### [TASK TO CARRY OUT]
Give the data below again, word for word.
※ ※ ※
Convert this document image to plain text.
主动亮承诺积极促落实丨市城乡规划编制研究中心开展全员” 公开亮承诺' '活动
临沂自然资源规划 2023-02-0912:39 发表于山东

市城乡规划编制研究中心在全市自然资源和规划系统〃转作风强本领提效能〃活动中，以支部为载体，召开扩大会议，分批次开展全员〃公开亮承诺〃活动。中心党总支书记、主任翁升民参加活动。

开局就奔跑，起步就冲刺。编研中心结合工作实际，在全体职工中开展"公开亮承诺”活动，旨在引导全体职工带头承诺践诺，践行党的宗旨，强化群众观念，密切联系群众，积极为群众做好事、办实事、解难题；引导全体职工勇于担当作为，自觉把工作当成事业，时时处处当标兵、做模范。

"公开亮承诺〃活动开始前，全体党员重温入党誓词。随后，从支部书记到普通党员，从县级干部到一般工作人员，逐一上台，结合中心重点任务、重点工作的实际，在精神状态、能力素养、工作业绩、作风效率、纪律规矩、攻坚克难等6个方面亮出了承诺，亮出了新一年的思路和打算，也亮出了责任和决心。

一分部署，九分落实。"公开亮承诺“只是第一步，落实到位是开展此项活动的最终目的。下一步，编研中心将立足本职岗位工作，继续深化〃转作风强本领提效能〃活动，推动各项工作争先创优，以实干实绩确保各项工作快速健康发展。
※ ※ ※
### [TASK RESULT]
Convert this document image to plain text.
主动亮承诺积极促落实丨市城乡规划编制研究中心开展全员” 公开亮承诺' '活动
临沂自然资源规划 2023-02-0912:39 发表于山东

市城乡规划编制研究中心在全市自然资源和规划系统〃转作风强本领提效能〃活动中，以支部为载体，召开扩大会议，分批次开展全员〃公开亮承诺〃活动。中心党总支书记、主任翁升民参加活动。

开局就奔跑，起步就冲刺。编研中心结合工作实际，在全体职工中开展"公开亮承诺”活动，旨在引导全体职工带头承诺践诺，践行党的宗旨，强化群众观念，密切联系群众，积极为群众做好事、办实事、解难题；引导全体职工勇于担当作为，自觉把工作当成事业，时时处处当标兵、做模范。

"公开亮承诺〃活动开始前，全体党员重温入党誓词。随后，从支部书记到普通党员，从县级干部到一般工作人员，逐一上台，结合中心重点任务、重点工作的实际，在精神状态、能力素养、工作业绩、作风效率、纪律规矩、攻坚克难等6个方面亮出了承诺，亮出了新一年的思路和打算，也亮出了责任和决心。

一分部署，九分落实。"公开亮承诺“只是第一步，落实到位是开展此项活动的最终目的。下一步，编研中心将立足本职岗位工作，继续深化〃转作风强本领提效能〃活动，推动各项工作争先创优，以实干实绩确保各项工作快速健康发展。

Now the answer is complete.